### [Materials provided]
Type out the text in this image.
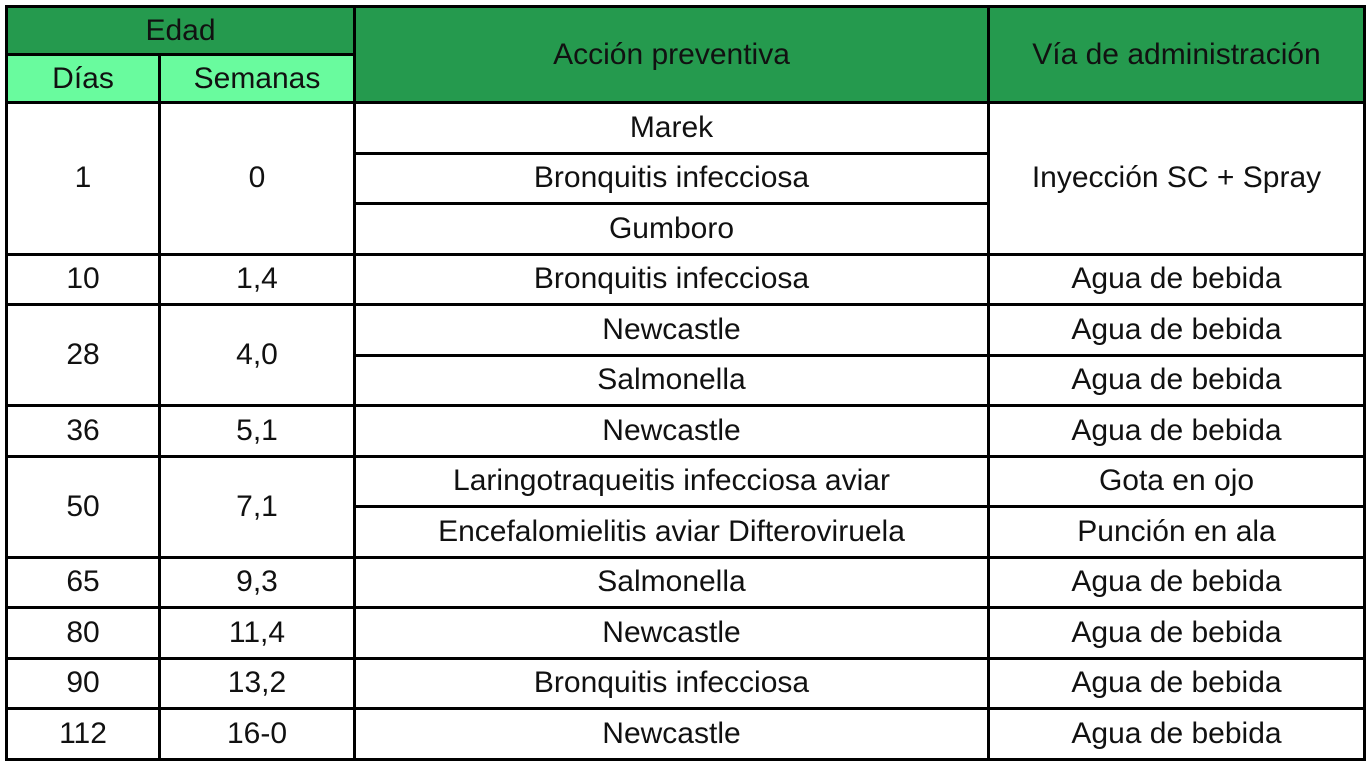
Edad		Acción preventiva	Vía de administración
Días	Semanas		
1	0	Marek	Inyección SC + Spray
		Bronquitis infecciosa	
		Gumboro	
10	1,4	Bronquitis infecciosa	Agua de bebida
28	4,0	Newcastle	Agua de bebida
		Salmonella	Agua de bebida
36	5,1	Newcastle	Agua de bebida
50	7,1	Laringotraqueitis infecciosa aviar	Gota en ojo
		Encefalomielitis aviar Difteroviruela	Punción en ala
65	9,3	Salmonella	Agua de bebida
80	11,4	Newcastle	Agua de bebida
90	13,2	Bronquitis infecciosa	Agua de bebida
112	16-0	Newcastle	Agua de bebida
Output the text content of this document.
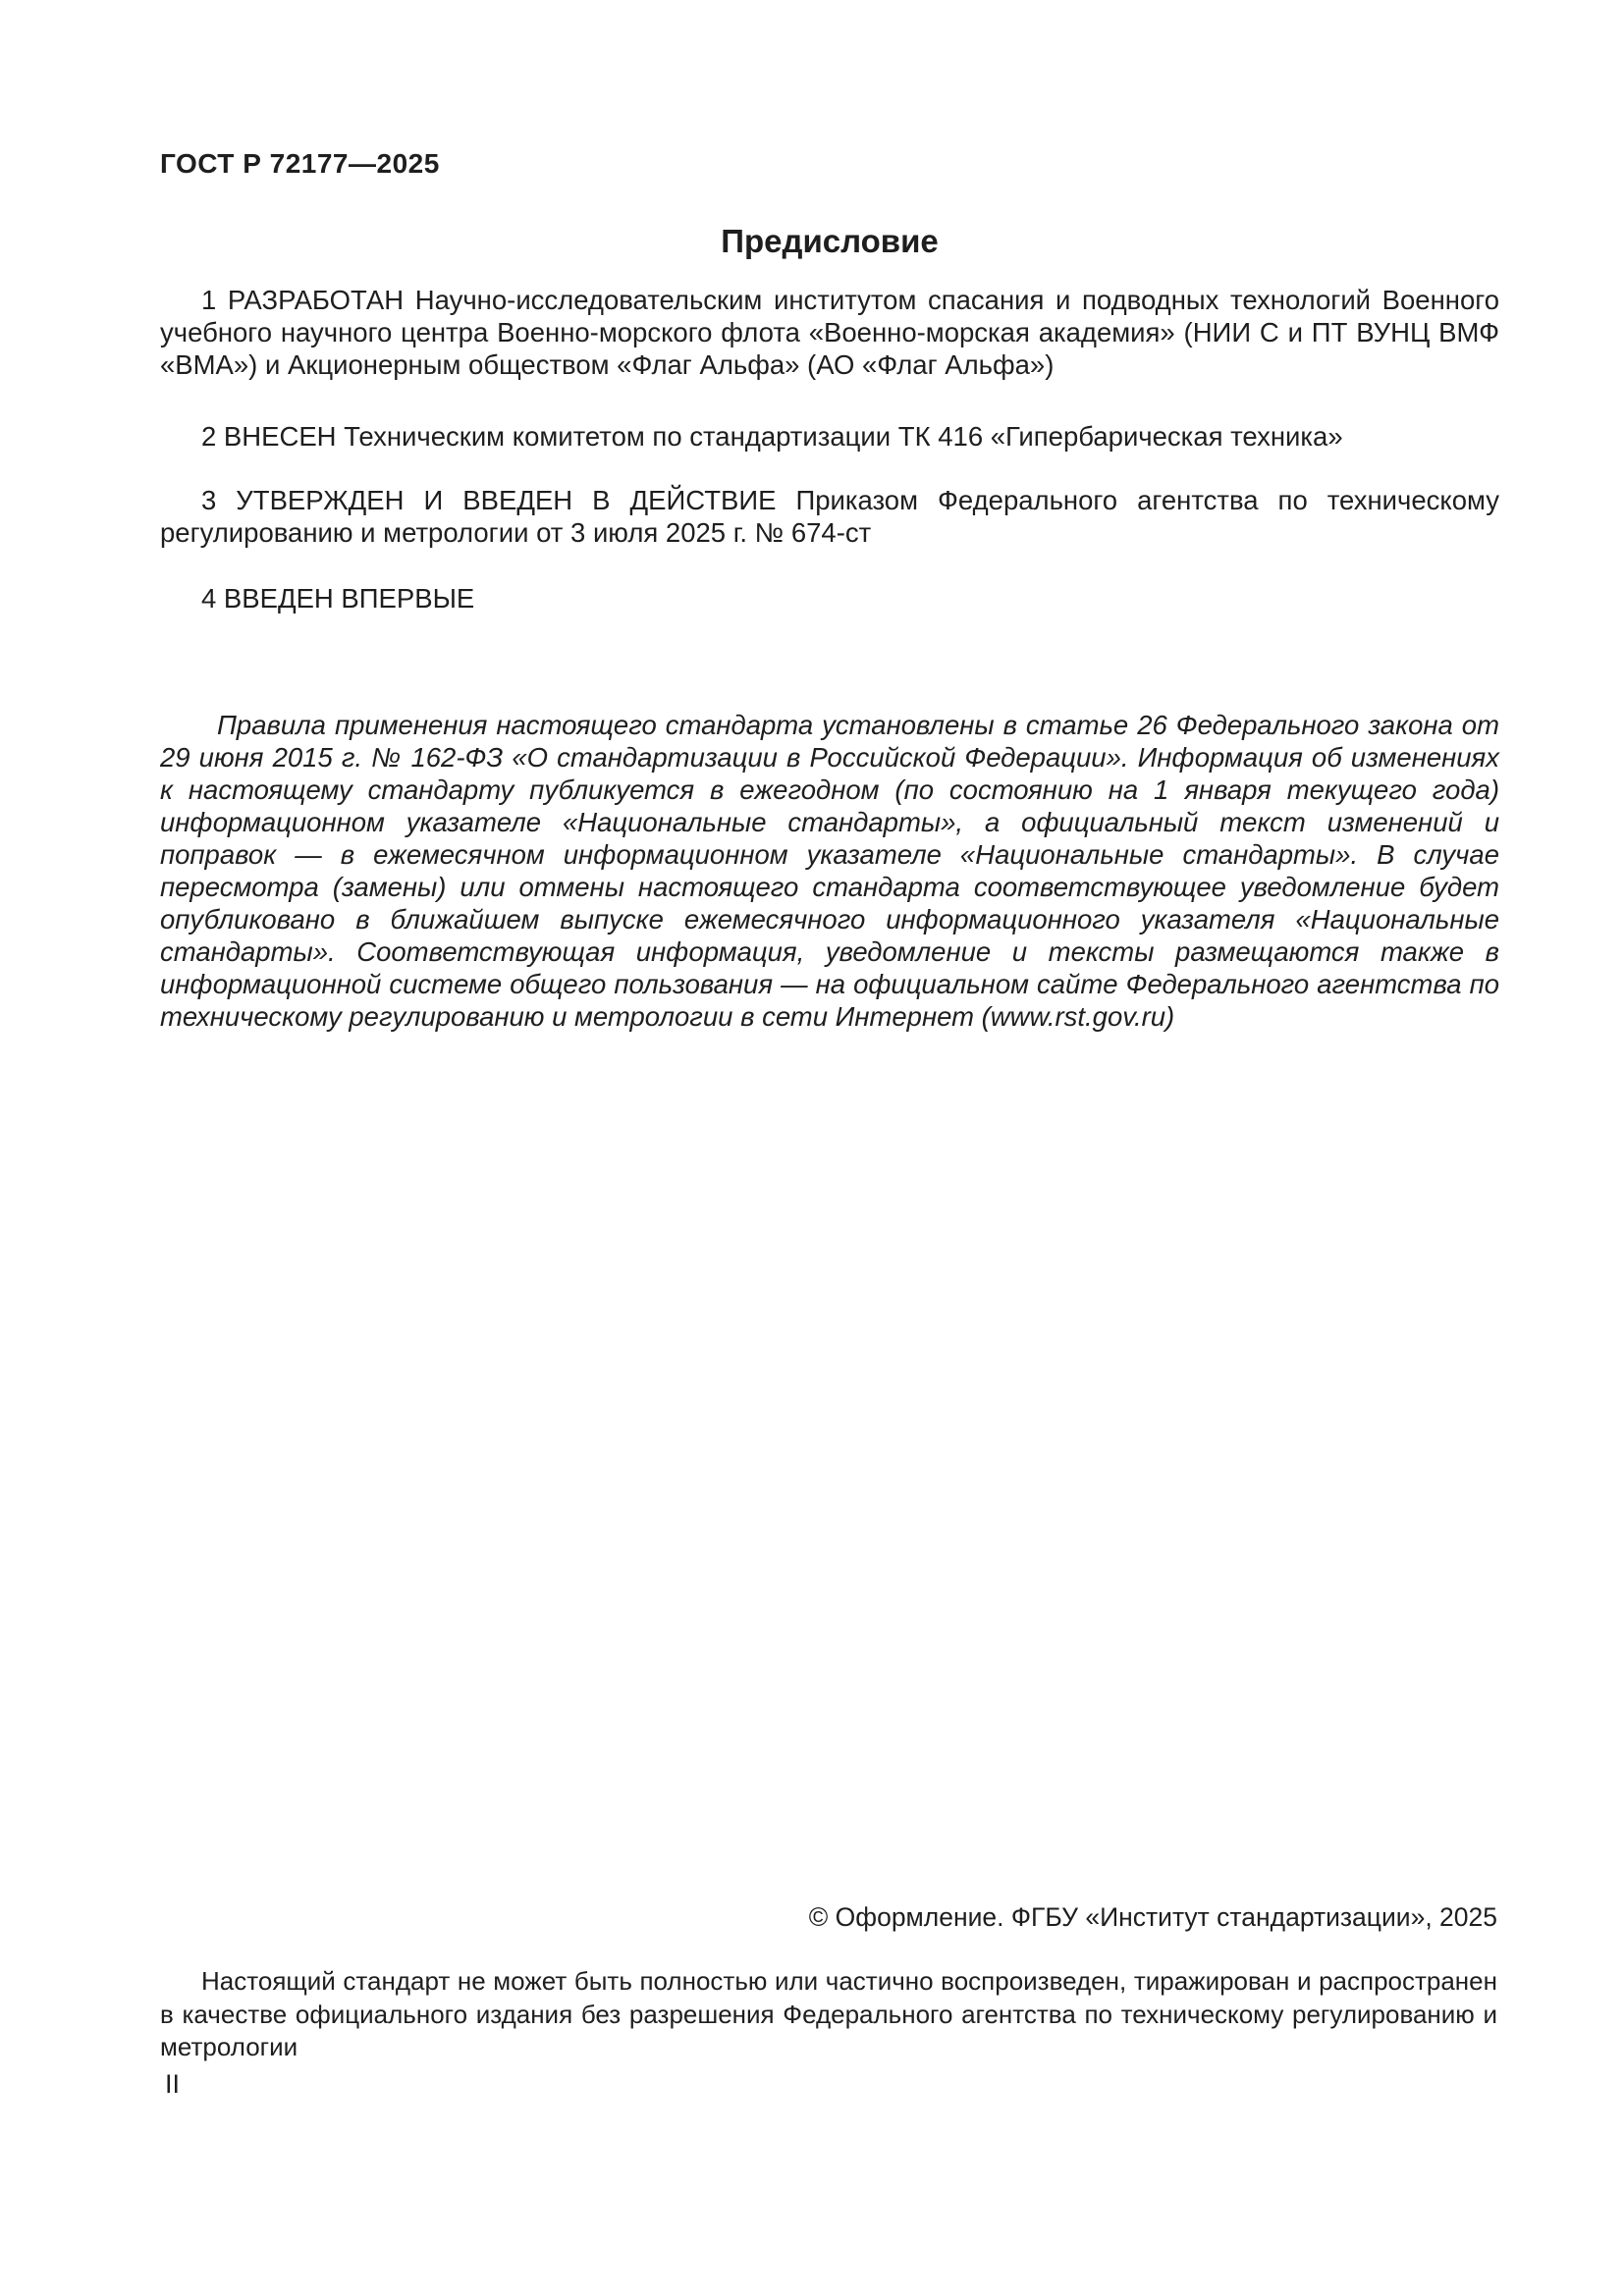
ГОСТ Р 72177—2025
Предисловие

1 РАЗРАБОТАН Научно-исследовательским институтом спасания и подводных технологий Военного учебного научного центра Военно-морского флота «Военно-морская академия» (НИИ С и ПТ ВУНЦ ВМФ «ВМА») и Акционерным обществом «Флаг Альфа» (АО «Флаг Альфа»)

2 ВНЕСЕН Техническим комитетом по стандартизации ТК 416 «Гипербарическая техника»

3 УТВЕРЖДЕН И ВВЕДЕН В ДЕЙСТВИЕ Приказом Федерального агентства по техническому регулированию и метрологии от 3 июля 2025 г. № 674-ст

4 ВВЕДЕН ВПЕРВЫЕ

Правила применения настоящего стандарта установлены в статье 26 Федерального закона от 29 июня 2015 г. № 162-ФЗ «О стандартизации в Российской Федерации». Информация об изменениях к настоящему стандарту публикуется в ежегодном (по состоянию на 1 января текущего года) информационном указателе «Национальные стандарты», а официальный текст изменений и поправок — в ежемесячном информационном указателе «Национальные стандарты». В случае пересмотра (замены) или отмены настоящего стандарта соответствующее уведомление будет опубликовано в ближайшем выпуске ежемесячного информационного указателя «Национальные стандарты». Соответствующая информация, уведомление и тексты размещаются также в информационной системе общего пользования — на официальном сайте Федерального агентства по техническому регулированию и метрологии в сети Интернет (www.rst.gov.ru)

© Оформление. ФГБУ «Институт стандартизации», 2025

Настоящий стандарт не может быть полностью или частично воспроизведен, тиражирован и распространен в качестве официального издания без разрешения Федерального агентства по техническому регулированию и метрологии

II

### [The request]
Repeat the records in full, exactly as they appear, without the pictures.

### [Answer in full]
Type out the text in this image.
Edad		Acción preventiva	Vía de administración
Días	Semanas		
1	0	Marek	Inyección SC + Spray
		Bronquitis infecciosa	
		Gumboro	
10	1,4	Bronquitis infecciosa	Agua de bebida
28	4,0	Newcastle	Agua de bebida
		Salmonella	Agua de bebida
36	5,1	Newcastle	Agua de bebida
50	7,1	Laringotraqueitis infecciosa aviar	Gota en ojo
		Encefalomielitis aviar Difteroviruela	Punción en ala
65	9,3	Salmonella	Agua de bebida
80	11,4	Newcastle	Agua de bebida
90	13,2	Bronquitis infecciosa	Agua de bebida
112	16-0	Newcastle	Agua de bebida
Output the text content of this document.
ГОСТ Р 72177—2025
Предисловие

1 РАЗРАБОТАН Научно-исследовательским институтом спасания и подводных технологий Военного учебного научного центра Военно-морского флота «Военно-морская академия» (НИИ С и ПТ ВУНЦ ВМФ «ВМА») и Акционерным обществом «Флаг Альфа» (АО «Флаг Альфа»)

2 ВНЕСЕН Техническим комитетом по стандартизации ТК 416 «Гипербарическая техника»

3 УТВЕРЖДЕН И ВВЕДЕН В ДЕЙСТВИЕ Приказом Федерального агентства по техническому регулированию и метрологии от 3 июля 2025 г. № 674-ст

4 ВВЕДЕН ВПЕРВЫЕ

Правила применения настоящего стандарта установлены в статье 26 Федерального закона от 29 июня 2015 г. № 162-ФЗ «О стандартизации в Российской Федерации». Информация об изменениях к настоящему стандарту публикуется в ежегодном (по состоянию на 1 января текущего года) информационном указателе «Национальные стандарты», а официальный текст изменений и поправок — в ежемесячном информационном указателе «Национальные стандарты». В случае пересмотра (замены) или отмены настоящего стандарта соответствующее уведомление будет опубликовано в ближайшем выпуске ежемесячного информационного указателя «Национальные стандарты». Соответствующая информация, уведомление и тексты размещаются также в информационной системе общего пользования — на официальном сайте Федерального агентства по техническому регулированию и метрологии в сети Интернет (www.rst.gov.ru)

© Оформление. ФГБУ «Институт стандартизации», 2025

Настоящий стандарт не может быть полностью или частично воспроизведен, тиражирован и распространен в качестве официального издания без разрешения Федерального агентства по техническому регулированию и метрологии

II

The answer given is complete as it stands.